BEGIN INPUT
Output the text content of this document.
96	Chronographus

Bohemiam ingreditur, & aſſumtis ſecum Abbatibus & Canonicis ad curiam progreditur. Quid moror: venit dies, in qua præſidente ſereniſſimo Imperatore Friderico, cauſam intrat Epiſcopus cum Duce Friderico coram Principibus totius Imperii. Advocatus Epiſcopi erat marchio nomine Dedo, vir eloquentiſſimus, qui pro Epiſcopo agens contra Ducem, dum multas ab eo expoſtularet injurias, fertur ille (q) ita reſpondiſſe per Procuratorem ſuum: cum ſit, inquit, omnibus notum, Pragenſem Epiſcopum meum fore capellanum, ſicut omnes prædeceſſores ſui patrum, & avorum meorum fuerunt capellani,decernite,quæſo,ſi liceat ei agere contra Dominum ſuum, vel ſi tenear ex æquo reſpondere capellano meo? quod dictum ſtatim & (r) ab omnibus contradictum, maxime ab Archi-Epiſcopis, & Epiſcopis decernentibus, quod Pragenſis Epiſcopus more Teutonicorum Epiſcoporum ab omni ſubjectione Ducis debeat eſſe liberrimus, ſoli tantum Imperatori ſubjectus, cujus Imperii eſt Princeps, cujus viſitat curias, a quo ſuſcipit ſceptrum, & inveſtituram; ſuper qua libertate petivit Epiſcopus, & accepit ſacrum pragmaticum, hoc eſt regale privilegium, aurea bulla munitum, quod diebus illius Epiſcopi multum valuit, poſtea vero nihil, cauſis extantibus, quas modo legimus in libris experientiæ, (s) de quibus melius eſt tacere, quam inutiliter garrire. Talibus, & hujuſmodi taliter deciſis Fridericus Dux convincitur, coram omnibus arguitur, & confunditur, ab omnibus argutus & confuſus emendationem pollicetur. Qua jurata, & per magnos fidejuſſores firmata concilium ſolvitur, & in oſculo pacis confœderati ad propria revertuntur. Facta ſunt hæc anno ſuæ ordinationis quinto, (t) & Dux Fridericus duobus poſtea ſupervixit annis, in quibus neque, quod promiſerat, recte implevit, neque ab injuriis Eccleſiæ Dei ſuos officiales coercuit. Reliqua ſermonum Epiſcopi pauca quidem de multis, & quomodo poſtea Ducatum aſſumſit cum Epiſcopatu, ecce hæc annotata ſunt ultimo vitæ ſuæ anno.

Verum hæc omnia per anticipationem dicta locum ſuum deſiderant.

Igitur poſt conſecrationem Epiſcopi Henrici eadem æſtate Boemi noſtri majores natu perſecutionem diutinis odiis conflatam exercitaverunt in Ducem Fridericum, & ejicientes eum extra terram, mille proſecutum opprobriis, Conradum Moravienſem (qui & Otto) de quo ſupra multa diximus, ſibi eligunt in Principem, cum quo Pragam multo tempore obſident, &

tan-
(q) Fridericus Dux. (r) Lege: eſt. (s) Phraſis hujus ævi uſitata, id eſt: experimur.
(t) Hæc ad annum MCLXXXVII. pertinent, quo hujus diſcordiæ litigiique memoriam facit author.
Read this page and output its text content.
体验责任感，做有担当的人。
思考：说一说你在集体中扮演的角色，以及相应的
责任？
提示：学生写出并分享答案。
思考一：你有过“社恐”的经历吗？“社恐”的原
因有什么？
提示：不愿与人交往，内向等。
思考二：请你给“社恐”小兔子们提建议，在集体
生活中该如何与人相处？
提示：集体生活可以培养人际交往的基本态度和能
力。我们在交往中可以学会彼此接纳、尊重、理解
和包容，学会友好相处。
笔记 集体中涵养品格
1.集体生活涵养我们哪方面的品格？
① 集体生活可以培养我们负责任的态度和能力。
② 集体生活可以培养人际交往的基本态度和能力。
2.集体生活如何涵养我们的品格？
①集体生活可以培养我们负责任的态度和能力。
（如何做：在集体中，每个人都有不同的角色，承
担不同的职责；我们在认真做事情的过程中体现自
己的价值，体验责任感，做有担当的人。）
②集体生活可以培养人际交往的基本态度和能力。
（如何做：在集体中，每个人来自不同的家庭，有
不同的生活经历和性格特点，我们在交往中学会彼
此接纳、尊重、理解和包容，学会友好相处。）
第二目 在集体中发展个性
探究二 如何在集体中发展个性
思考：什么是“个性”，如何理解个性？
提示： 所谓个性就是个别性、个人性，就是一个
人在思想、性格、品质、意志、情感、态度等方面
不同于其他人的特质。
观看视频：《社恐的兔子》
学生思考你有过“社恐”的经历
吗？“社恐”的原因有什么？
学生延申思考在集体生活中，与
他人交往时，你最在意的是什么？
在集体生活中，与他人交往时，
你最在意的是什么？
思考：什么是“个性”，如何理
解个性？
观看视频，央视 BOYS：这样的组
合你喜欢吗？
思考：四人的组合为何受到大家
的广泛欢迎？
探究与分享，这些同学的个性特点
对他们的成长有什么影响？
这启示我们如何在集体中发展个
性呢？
END INPUT
# TASK OBJECTIVE
In full and verbatim, repeat the records given above.

# FINISHED EXERCISE
Output the text content of this document.
96	Chronographus

Bohemiam ingreditur, & aſſumtis ſecum Abbatibus & Canonicis ad curiam progreditur. Quid moror: venit dies, in qua præſidente ſereniſſimo Imperatore Friderico, cauſam intrat Epiſcopus cum Duce Friderico coram Principibus totius Imperii. Advocatus Epiſcopi erat marchio nomine Dedo, vir eloquentiſſimus, qui pro Epiſcopo agens contra Ducem, dum multas ab eo expoſtularet injurias, fertur ille (q) ita reſpondiſſe per Procuratorem ſuum: cum ſit, inquit, omnibus notum, Pragenſem Epiſcopum meum fore capellanum, ſicut omnes prædeceſſores ſui patrum, & avorum meorum fuerunt capellani,decernite,quæſo,ſi liceat ei agere contra Dominum ſuum, vel ſi tenear ex æquo reſpondere capellano meo? quod dictum ſtatim & (r) ab omnibus contradictum, maxime ab Archi-Epiſcopis, & Epiſcopis decernentibus, quod Pragenſis Epiſcopus more Teutonicorum Epiſcoporum ab omni ſubjectione Ducis debeat eſſe liberrimus, ſoli tantum Imperatori ſubjectus, cujus Imperii eſt Princeps, cujus viſitat curias, a quo ſuſcipit ſceptrum, & inveſtituram; ſuper qua libertate petivit Epiſcopus, & accepit ſacrum pragmaticum, hoc eſt regale privilegium, aurea bulla munitum, quod diebus illius Epiſcopi multum valuit, poſtea vero nihil, cauſis extantibus, quas modo legimus in libris experientiæ, (s) de quibus melius eſt tacere, quam inutiliter garrire. Talibus, & hujuſmodi taliter deciſis Fridericus Dux convincitur, coram omnibus arguitur, & confunditur, ab omnibus argutus & confuſus emendationem pollicetur. Qua jurata, & per magnos fidejuſſores firmata concilium ſolvitur, & in oſculo pacis confœderati ad propria revertuntur. Facta ſunt hæc anno ſuæ ordinationis quinto, (t) & Dux Fridericus duobus poſtea ſupervixit annis, in quibus neque, quod promiſerat, recte implevit, neque ab injuriis Eccleſiæ Dei ſuos officiales coercuit. Reliqua ſermonum Epiſcopi pauca quidem de multis, & quomodo poſtea Ducatum aſſumſit cum Epiſcopatu, ecce hæc annotata ſunt ultimo vitæ ſuæ anno.

Verum hæc omnia per anticipationem dicta locum ſuum deſiderant.

Igitur poſt conſecrationem Epiſcopi Henrici eadem æſtate Boemi noſtri majores natu perſecutionem diutinis odiis conflatam exercitaverunt in Ducem Fridericum, & ejicientes eum extra terram, mille proſecutum opprobriis, Conradum Moravienſem (qui & Otto) de quo ſupra multa diximus, ſibi eligunt in Principem, cum quo Pragam multo tempore obſident, &

tan-
(q) Fridericus Dux. (r) Lege: eſt. (s) Phraſis hujus ævi uſitata, id eſt: experimur.
(t) Hæc ad annum MCLXXXVII. pertinent, quo hujus diſcordiæ litigiique memoriam facit author.
Read this page and output its text content.
体验责任感，做有担当的人。
思考：说一说你在集体中扮演的角色，以及相应的
责任？
提示：学生写出并分享答案。
思考一：你有过“社恐”的经历吗？“社恐”的原
因有什么？
提示：不愿与人交往，内向等。
思考二：请你给“社恐”小兔子们提建议，在集体
生活中该如何与人相处？
提示：集体生活可以培养人际交往的基本态度和能
力。我们在交往中可以学会彼此接纳、尊重、理解
和包容，学会友好相处。
笔记 集体中涵养品格
1.集体生活涵养我们哪方面的品格？
① 集体生活可以培养我们负责任的态度和能力。
② 集体生活可以培养人际交往的基本态度和能力。
2.集体生活如何涵养我们的品格？
①集体生活可以培养我们负责任的态度和能力。
（如何做：在集体中，每个人都有不同的角色，承
担不同的职责；我们在认真做事情的过程中体现自
己的价值，体验责任感，做有担当的人。）
②集体生活可以培养人际交往的基本态度和能力。
（如何做：在集体中，每个人来自不同的家庭，有
不同的生活经历和性格特点，我们在交往中学会彼
此接纳、尊重、理解和包容，学会友好相处。）
第二目 在集体中发展个性
探究二 如何在集体中发展个性
思考：什么是“个性”，如何理解个性？
提示： 所谓个性就是个别性、个人性，就是一个
人在思想、性格、品质、意志、情感、态度等方面
不同于其他人的特质。
观看视频：《社恐的兔子》
学生思考你有过“社恐”的经历
吗？“社恐”的原因有什么？
学生延申思考在集体生活中，与
他人交往时，你最在意的是什么？
在集体生活中，与他人交往时，
你最在意的是什么？
思考：什么是“个性”，如何理
解个性？
观看视频，央视 BOYS：这样的组
合你喜欢吗？
思考：四人的组合为何受到大家
的广泛欢迎？
探究与分享，这些同学的个性特点
对他们的成长有什么影响？
这启示我们如何在集体中发展个
性呢？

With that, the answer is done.